Ce que vous allez lire ici :

Le décès d'une partie en instance civile entraîne l'interruption de la procédure, permettant aux héritiers de la reprendre. Si l'action est non transmissible, l'instance s'éteint. La notification du décès doit être faite correctement pour interrompre l'instance; des jugements antérieurs restent valides pour les autres parties.
Description rédigée par l'IA du Village

Le décès d’une partie en cours d’instance peut entraîner l’interruption de l’instance qui pourra être reprise ultérieurement selon des modalités particulières.
Quelles sont les conditions et modalités de l’interruption d’instance ?
Quelles sont les conditions et modalités de la reprise d’instance ?

-

Le décès d’une partie influence le cours de l’instance civile.

Il peut arriver que le praticien du droit, au cours de son activité, soit confronté au décès d’une partie.

L’évènement funèbre sera alors appréhendé par la procédure civile, et c’est ainsi que la vie pourra reprendre son cours.

La procédure civile n’échappe pas que les autres branches du droit aux conséquences du décès.

Si une personne physique, partie à une instance décède, il faut distinguer deux cas selon que l’action est transmissible à ses héritiers ou non.

Par application de l’article 384 du Code de procédure civile, si l’action ne peut être transmise aux héritiers, l’instance s’éteindra.

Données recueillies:
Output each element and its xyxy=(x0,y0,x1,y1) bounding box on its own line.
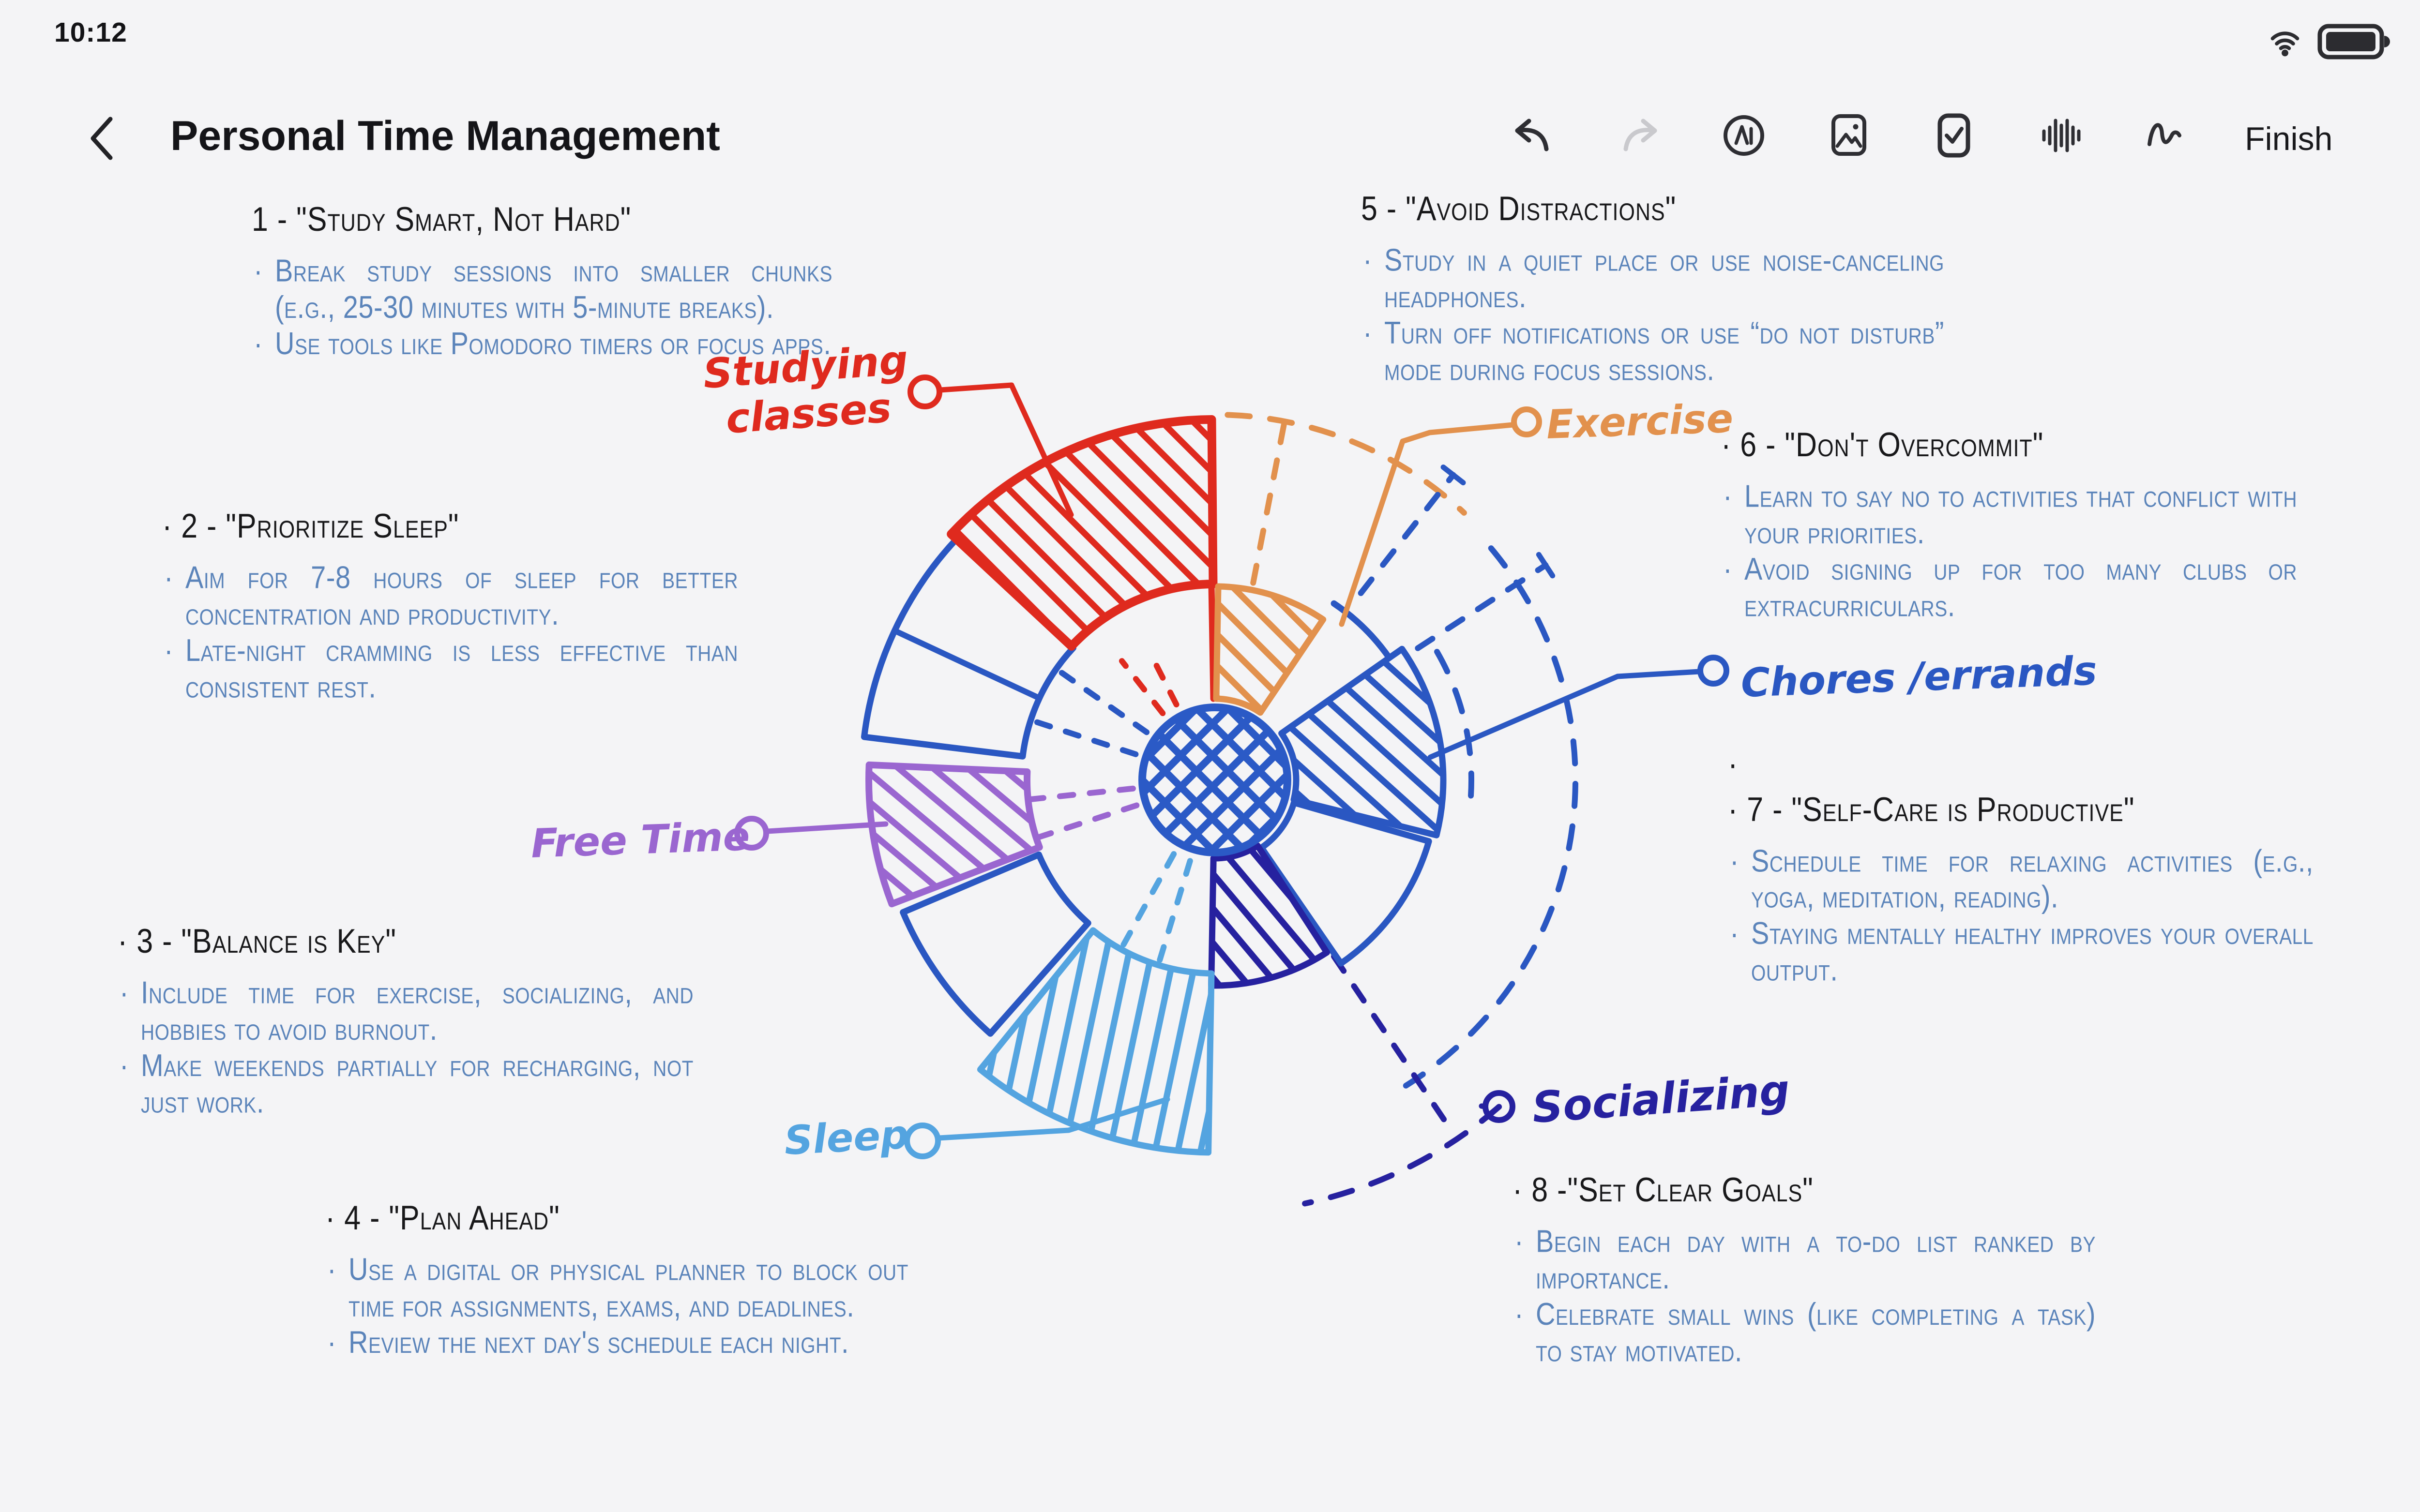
note-bullet: Late-night cramming is less effective th… xyxy=(162,632,738,705)
note-bullet: Aim for 7-8 hours of sleep for better co… xyxy=(162,559,738,632)
ai-assistant-icon[interactable] xyxy=(1721,112,1767,159)
wedge-chores-errands xyxy=(1278,645,1447,838)
dashed-arc xyxy=(1302,1104,1502,1207)
page-title: Personal Time Management xyxy=(170,113,720,159)
empty-sector-outline xyxy=(861,536,1076,760)
dashed-arc xyxy=(1403,545,1578,1089)
solid-arc xyxy=(1331,600,1392,661)
label-socializing: Socializing xyxy=(1530,1065,1791,1133)
note-heading: 1 - "Study Smart, Not Hard" xyxy=(252,200,632,239)
note-plan-ahead: · 4 - "Plan Ahead" Use a digital or phys… xyxy=(325,1198,908,1361)
solid-radial xyxy=(1208,581,1217,702)
sector-divider xyxy=(892,628,1043,701)
dashed-arc xyxy=(1225,412,1467,516)
redo-icon[interactable] xyxy=(1616,112,1663,159)
note-bullet: Staying mentally healthy improves your o… xyxy=(1728,915,2314,988)
note-avoid-distractions: 5 - "Avoid Distractions" Study in a quie… xyxy=(1361,189,1944,388)
wedge-exercise xyxy=(1213,583,1327,716)
wedge-studying-classes xyxy=(947,415,1218,651)
hub-spoke xyxy=(1030,718,1139,757)
note-bullet: Begin each day with a to-do list ranked … xyxy=(1512,1223,2096,1296)
label-studying-classes-2: classes xyxy=(725,384,893,443)
connector-node-sleep xyxy=(904,1123,941,1159)
connector-node-chores-errands xyxy=(1697,655,1729,687)
handwriting-pen-icon[interactable] xyxy=(2144,112,2190,159)
hub-spoke xyxy=(1156,858,1193,966)
note-bullet: Study in a quiet place or use noise-canc… xyxy=(1361,242,1944,315)
hub-spoke xyxy=(1033,802,1140,841)
insert-image-icon[interactable] xyxy=(1826,112,1872,159)
connector-exercise xyxy=(1339,422,1516,627)
back-button[interactable] xyxy=(86,115,120,164)
connector-node-socializing xyxy=(1482,1090,1515,1123)
dashed-radial xyxy=(1250,421,1287,586)
note-heading: 5 - "Avoid Distractions" xyxy=(1361,189,1677,228)
label-exercise: Exercise xyxy=(1545,396,1734,448)
hub-spoke xyxy=(1147,650,1180,708)
wifi-icon xyxy=(2269,26,2301,60)
note-bullet: Learn to say no to activities that confl… xyxy=(1721,478,2297,551)
connector-chores-errands xyxy=(1427,669,1702,760)
wedge-free-time xyxy=(865,761,1043,908)
hub-spoke xyxy=(1119,851,1177,950)
chart-hub xyxy=(1138,704,1291,856)
label-chores-errands: Chores /errands xyxy=(1740,648,2098,706)
finish-button[interactable]: Finish xyxy=(2245,120,2333,157)
audio-waveform-icon[interactable] xyxy=(2037,112,2084,159)
note-bullet: Review the next day's schedule each nigh… xyxy=(325,1324,908,1361)
note-bullet: Break study sessions into smaller chunks… xyxy=(252,253,832,326)
dashed-radial xyxy=(1415,562,1549,651)
note-set-clear-goals: · 8 -"Set Clear Goals" Begin each day wi… xyxy=(1512,1170,2096,1369)
note-heading: · 3 - "Balance is Key" xyxy=(118,922,397,960)
connector-node-free-time xyxy=(734,816,769,851)
label-sleep: Sleep xyxy=(783,1112,910,1164)
note-heading: · 2 - "Prioritize Sleep" xyxy=(162,507,459,545)
hub-spoke xyxy=(1119,658,1166,717)
undo-icon[interactable] xyxy=(1510,112,1556,159)
note-heading: · 4 - "Plan Ahead" xyxy=(325,1198,560,1237)
wedge-sleep xyxy=(977,927,1215,1156)
checkbox-icon[interactable] xyxy=(1931,112,1977,159)
note-prioritize-sleep: · 2 - "Prioritize Sleep" Aim for 7-8 hou… xyxy=(162,506,738,705)
empty-sector-outline xyxy=(900,851,1091,1037)
stray-dot: · xyxy=(1728,745,1738,783)
dashed-radial-cap xyxy=(1440,464,1466,486)
note-dont-overcommit: · 6 - "Don't Overcommit" Learn to say no… xyxy=(1721,425,2297,624)
note-self-care: · · 7 - "Self-Care is Productive" Schedu… xyxy=(1728,744,2314,988)
dashed-radial xyxy=(1358,472,1456,596)
wedge-socializing xyxy=(1208,842,1330,989)
note-study-smart: 1 - "Study Smart, Not Hard" Break study … xyxy=(252,199,832,362)
connector-sleep xyxy=(936,1096,1170,1141)
connector-free-time xyxy=(765,821,889,834)
note-bullet: Turn off notifications or use “do not di… xyxy=(1361,315,1944,388)
note-bullet: Schedule time for relaxing activities (e… xyxy=(1728,843,2314,916)
note-bullet: Avoid signing up for too many clubs or e… xyxy=(1721,551,2297,624)
status-time: 10:12 xyxy=(54,17,127,48)
dashed-radial xyxy=(1331,953,1455,1135)
note-heading: · 6 - "Don't Overcommit" xyxy=(1721,425,2044,464)
note-bullet: Make weekends partially for recharging, … xyxy=(118,1048,694,1121)
battery-icon xyxy=(2317,23,2390,62)
note-balance-is-key: · 3 - "Balance is Key" Include time for … xyxy=(118,921,694,1120)
connector-node-exercise xyxy=(1511,406,1542,437)
note-heading: · 7 - "Self-Care is Productive" xyxy=(1728,790,2135,828)
dashed-radial-cap xyxy=(1536,552,1556,579)
hub-spoke xyxy=(1055,667,1150,735)
connector-studying-classes xyxy=(938,382,1074,518)
connector-node-studying-classes xyxy=(908,374,942,409)
note-bullet: Include time for exercise, socializing, … xyxy=(118,974,694,1048)
note-bullet: Use a digital or physical planner to blo… xyxy=(325,1251,908,1324)
status-icons xyxy=(2269,23,2390,62)
label-free-time: Free Time xyxy=(530,813,750,867)
hub-spoke xyxy=(1025,785,1136,803)
note-heading: · 8 -"Set Clear Goals" xyxy=(1512,1170,1814,1209)
note-bullet: Use tools like Pomodoro timers or focus … xyxy=(252,326,832,362)
empty-sector-outline xyxy=(1258,799,1432,967)
dashed-arc xyxy=(1434,649,1474,806)
note-bullet: Celebrate small wins (like completing a … xyxy=(1512,1296,2096,1369)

Exercice proposé 1: Recopiez mot pour mot le passage du texte sur le décès d'une partie en instance, de "Le décès d’une partie influence" jusqu'à "héritiers ou non." inclus.
Exercice proposé 2: D'après le texte sur le décès d'une partie en instance, quel article du Code de procédure civile prévoit que l'instance s'éteint si l'action ne peut pas être transmise aux héritiers ?
Exercice proposé 3: Poursuivez le texte sur le décès d'une partie en instance à partir de sa dernière phrase.

Réponse attendue 1:
Le décès d’une partie influence le cours de l’instance civile.

Il peut arriver que le praticien du droit, au cours de son activité, soit confronté au décès d’une partie.

L’évènement funèbre sera alors appréhendé par la procédure civile, et c’est ainsi que la vie pourra reprendre son cours.

La procédure civile n’échappe pas que les autres branches du droit aux conséquences du décès.

Si une personne physique, partie à une instance décède, il faut distinguer deux cas selon que l’action est transmissible à ses héritiers ou non.

Réponse attendue 2: L'article 384 du Code de procédure civile.

Réponse attendue 3:
En revanche, dans le cas contraire, et sous certaines conditions, le décès d’une partie provoque l’interruption de l’instance.

Dans ce cas, les héritiers conservent la possibilité de reprendre l’instance.

En procédure civile, le décès d’une partie est donc un terme plutôt qu’une fin.

Dans les cas, qui sont grandement majoritaires où l’action est de nature patrimoniale et est donc transmissible aux héritiers, l’article 370 du Code de Procédure Civile prévoit :

« qu’à compter de la notification qui en est faite à l’autre partie, l’instance est interrompue par le décès d’une partie dans les cas où l’action est transmissible ».

L’interruption d’instance instituée par l’article 370 n’est prévue qu’au bénéfice des héritiers de la partie décédée qui entendent reprendre l’instance.

Le caractère relatif de l’interruption d’instance pour cause de décès d’une partie implique non seulement que la notification du décès émane des héritiers, mais encore que ces seuls héritiers puissent se prévaloir de ladite interruption.

A l’inverse, l’instance n’est pas interrompue s’agissant des autres parties qui ne sauraient se prévaloir de l’interruption.

Il s’ensuit que seuls les héritiers de la partie décédée peuvent le cas échéant se prévaloir des dispositions de l’article 372 du Code de Procédure Civile, à savoir de la nullité des actes accomplis en dépit de l’interruption de l’instance ou des dispositions de l’alinéa 1 de l’article 392 du Code de Procédure Civile, à savoir l’acquisition du délai de péremption.

Puisque l’instance n’aura pas été interrompue à l’égard des autres parties, les jugements prononcés contre celles-ci seront valables et le délai de péremption continuera de courir à leur encontre.

Le décès du plaideur ne fait donc qu’interrompre l’instance au visa de l’article 376 du Code de Procédure Civile.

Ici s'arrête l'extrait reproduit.